__Your task__. Pick out every line of the entries below where "text" occurs, and copy those lines.
*** Materials provided ***
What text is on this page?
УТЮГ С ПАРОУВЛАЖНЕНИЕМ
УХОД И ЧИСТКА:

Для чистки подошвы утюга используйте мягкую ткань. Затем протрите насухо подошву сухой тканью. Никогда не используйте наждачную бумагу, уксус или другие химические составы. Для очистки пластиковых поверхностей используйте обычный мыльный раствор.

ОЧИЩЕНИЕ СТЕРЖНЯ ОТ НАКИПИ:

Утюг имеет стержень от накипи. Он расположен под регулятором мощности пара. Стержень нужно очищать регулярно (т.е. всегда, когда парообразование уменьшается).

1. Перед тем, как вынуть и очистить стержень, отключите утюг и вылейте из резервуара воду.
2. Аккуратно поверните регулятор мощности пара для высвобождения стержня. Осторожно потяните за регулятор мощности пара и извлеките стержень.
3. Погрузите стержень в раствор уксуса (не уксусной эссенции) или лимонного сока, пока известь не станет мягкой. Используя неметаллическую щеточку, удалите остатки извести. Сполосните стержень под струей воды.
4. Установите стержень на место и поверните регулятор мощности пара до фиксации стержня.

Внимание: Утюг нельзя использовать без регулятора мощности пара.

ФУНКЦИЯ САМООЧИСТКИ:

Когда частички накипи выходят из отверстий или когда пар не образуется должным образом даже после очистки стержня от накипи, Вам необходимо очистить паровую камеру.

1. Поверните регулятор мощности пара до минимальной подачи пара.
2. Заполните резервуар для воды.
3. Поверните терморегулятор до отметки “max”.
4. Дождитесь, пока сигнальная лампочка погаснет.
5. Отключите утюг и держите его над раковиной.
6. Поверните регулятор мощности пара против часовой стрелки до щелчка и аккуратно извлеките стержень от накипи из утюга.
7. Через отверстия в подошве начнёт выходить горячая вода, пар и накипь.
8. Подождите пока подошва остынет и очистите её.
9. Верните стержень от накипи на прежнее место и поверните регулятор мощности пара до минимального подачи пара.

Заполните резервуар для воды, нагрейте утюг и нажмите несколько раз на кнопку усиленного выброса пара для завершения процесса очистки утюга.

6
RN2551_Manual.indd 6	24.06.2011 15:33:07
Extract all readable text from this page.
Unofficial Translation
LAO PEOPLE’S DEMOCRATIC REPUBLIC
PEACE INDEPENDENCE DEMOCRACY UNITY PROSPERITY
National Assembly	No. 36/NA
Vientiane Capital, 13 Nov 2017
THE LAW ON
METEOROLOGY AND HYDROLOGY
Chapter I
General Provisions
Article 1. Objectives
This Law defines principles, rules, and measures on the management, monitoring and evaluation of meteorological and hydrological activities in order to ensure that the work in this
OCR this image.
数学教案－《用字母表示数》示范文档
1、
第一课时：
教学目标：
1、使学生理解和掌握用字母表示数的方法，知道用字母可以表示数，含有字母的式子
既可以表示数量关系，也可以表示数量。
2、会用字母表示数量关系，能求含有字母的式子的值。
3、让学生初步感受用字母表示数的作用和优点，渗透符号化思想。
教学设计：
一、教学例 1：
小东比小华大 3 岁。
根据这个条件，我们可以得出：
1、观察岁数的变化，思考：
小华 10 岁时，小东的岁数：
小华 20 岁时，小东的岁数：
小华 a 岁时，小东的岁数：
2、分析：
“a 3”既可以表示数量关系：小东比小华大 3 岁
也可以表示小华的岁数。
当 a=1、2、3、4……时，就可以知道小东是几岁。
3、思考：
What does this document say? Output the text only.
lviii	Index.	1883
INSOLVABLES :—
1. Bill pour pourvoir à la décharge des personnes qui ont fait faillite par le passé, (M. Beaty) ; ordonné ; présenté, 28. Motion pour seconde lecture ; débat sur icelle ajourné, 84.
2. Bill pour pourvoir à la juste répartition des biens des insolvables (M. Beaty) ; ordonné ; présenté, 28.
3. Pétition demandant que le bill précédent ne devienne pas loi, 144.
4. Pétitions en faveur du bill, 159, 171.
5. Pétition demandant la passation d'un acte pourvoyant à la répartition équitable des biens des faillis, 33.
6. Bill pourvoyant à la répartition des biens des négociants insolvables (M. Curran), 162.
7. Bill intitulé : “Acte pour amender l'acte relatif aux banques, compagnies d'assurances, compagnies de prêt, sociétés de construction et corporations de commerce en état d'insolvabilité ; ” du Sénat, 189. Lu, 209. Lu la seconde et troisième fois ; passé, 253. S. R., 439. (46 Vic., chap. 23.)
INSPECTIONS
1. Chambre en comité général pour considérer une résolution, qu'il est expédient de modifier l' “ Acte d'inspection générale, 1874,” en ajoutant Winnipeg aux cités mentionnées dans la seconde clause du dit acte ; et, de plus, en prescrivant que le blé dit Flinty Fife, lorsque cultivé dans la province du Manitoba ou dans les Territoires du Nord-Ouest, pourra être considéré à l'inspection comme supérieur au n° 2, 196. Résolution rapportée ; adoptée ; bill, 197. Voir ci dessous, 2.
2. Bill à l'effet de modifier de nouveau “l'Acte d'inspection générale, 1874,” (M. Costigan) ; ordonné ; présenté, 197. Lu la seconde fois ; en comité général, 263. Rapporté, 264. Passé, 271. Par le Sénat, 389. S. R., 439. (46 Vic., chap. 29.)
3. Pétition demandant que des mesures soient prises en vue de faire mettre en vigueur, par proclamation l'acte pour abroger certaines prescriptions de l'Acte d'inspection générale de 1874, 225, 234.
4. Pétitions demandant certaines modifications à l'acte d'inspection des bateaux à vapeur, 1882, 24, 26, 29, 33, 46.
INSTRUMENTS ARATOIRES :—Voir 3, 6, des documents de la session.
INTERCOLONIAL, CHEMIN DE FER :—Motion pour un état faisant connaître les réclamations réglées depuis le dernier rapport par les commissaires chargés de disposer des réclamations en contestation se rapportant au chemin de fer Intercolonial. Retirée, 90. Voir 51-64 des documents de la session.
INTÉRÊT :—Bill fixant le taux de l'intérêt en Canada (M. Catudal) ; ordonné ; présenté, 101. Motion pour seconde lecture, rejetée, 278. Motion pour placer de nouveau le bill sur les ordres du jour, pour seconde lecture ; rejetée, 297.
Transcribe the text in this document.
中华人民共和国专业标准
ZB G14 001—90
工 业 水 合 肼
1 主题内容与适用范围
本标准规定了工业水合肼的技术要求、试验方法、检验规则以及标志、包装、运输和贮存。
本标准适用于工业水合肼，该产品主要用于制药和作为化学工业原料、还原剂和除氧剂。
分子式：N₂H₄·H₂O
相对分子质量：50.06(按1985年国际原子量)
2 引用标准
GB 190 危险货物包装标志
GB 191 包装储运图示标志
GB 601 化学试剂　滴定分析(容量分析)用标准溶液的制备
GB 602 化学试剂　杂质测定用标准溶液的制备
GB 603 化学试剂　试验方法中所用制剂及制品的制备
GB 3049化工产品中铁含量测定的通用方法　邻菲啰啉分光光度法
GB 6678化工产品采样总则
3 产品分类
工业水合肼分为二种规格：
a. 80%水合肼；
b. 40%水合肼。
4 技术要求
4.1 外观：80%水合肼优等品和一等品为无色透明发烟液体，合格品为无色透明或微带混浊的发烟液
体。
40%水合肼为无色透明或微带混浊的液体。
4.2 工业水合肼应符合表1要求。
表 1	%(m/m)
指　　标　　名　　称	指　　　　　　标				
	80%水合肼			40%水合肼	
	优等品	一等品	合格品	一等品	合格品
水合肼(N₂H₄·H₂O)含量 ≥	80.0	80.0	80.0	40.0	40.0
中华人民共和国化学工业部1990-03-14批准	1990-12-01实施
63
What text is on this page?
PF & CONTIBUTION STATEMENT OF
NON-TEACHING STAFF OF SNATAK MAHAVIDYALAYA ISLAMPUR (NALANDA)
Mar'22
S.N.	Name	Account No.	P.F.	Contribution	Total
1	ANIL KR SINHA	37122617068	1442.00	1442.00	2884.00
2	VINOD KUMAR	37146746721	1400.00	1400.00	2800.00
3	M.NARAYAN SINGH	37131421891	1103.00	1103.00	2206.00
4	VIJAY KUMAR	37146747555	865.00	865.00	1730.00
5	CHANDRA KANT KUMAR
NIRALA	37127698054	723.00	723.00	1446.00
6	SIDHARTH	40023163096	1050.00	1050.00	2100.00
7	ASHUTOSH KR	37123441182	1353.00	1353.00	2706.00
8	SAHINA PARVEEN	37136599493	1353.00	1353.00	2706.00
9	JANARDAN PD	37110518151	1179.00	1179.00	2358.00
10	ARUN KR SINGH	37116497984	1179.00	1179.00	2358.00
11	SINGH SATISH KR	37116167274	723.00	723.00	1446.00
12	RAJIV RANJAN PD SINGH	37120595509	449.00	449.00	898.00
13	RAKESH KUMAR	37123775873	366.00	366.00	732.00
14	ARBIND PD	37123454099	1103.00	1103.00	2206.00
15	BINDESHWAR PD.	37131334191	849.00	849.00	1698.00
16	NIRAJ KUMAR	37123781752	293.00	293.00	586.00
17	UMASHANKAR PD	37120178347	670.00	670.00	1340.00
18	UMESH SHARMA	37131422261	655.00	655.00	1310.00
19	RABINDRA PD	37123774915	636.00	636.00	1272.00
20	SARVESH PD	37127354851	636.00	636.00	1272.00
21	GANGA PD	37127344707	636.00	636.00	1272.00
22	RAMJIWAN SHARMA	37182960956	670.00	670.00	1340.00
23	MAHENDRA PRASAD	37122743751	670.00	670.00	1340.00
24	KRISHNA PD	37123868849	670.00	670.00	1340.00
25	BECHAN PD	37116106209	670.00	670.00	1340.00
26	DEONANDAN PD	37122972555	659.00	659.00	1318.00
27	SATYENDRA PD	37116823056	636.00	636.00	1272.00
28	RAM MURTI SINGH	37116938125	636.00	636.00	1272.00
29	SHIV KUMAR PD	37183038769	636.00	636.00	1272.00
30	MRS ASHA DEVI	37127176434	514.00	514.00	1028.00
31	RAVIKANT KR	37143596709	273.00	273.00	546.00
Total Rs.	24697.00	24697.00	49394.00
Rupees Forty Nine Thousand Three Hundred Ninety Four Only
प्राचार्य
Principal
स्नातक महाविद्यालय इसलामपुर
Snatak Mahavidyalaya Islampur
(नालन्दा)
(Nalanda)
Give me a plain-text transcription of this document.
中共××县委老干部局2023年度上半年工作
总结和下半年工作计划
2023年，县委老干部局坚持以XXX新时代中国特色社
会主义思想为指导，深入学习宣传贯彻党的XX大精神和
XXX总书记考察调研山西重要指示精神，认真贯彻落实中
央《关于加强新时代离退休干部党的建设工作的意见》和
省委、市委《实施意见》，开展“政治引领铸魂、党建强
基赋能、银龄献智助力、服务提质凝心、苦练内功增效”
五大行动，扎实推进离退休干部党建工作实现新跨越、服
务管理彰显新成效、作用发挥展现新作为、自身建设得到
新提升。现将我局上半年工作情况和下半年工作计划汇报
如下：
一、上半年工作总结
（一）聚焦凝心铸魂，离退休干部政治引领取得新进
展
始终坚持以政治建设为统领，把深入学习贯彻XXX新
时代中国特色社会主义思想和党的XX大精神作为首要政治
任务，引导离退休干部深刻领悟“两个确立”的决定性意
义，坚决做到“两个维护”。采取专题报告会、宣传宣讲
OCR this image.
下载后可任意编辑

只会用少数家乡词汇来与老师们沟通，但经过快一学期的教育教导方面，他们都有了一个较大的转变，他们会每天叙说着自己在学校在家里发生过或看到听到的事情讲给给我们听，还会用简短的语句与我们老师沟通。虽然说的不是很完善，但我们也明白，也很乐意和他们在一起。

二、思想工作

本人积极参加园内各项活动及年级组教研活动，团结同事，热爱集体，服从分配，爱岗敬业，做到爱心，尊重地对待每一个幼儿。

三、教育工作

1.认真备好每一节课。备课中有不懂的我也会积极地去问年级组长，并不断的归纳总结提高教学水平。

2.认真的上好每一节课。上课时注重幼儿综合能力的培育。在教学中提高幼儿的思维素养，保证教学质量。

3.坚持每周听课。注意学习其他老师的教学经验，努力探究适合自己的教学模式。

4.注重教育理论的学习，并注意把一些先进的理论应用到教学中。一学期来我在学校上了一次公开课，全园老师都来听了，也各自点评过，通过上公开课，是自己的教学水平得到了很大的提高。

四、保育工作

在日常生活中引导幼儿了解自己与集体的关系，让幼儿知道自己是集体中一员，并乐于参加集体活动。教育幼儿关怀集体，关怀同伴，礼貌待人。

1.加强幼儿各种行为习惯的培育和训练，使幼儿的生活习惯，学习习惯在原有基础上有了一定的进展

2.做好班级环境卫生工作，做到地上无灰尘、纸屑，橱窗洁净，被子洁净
***
__Solution to this exercise__.
What text is on this page?
Extract all readable text from this page.
What does this document say? Output the text only.
Transcribe the text in this document.
What text is on this page?
Give me a plain-text transcription of this document.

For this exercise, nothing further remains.